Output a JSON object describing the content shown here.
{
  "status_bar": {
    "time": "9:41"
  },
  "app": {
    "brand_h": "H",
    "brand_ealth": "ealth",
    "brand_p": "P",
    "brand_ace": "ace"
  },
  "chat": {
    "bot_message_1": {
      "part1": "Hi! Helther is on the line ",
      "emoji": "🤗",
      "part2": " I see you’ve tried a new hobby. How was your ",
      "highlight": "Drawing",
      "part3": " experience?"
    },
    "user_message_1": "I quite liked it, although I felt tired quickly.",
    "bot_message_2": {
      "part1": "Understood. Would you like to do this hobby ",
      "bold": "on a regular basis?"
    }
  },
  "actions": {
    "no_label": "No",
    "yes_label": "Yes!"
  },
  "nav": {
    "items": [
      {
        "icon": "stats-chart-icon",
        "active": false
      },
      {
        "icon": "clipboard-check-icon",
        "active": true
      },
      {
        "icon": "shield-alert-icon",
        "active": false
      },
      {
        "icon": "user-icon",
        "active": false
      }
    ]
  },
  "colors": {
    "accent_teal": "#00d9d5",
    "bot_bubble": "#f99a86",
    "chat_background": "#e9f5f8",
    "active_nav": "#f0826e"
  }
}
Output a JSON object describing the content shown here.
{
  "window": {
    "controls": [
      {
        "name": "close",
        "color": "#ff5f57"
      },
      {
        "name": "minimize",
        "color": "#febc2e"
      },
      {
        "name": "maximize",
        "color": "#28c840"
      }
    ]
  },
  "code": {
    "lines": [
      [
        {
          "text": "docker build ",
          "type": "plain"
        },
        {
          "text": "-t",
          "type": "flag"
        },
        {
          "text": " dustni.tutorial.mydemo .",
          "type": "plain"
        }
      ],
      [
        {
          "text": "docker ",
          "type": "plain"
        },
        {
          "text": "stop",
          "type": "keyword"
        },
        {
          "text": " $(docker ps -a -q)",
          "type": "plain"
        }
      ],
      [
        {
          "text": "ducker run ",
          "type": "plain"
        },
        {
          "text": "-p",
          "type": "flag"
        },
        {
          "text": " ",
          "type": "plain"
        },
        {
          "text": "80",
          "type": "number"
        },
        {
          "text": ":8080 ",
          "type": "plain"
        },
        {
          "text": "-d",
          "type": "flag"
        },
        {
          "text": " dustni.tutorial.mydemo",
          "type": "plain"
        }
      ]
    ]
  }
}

□ □ □ □ □

- [STATED TASK] Scan the lines above for "mydemo", then copy every one that has it.

- [REPLY]
          "text": " dustni.tutorial.mydemo .",
          "text": " dustni.tutorial.mydemo",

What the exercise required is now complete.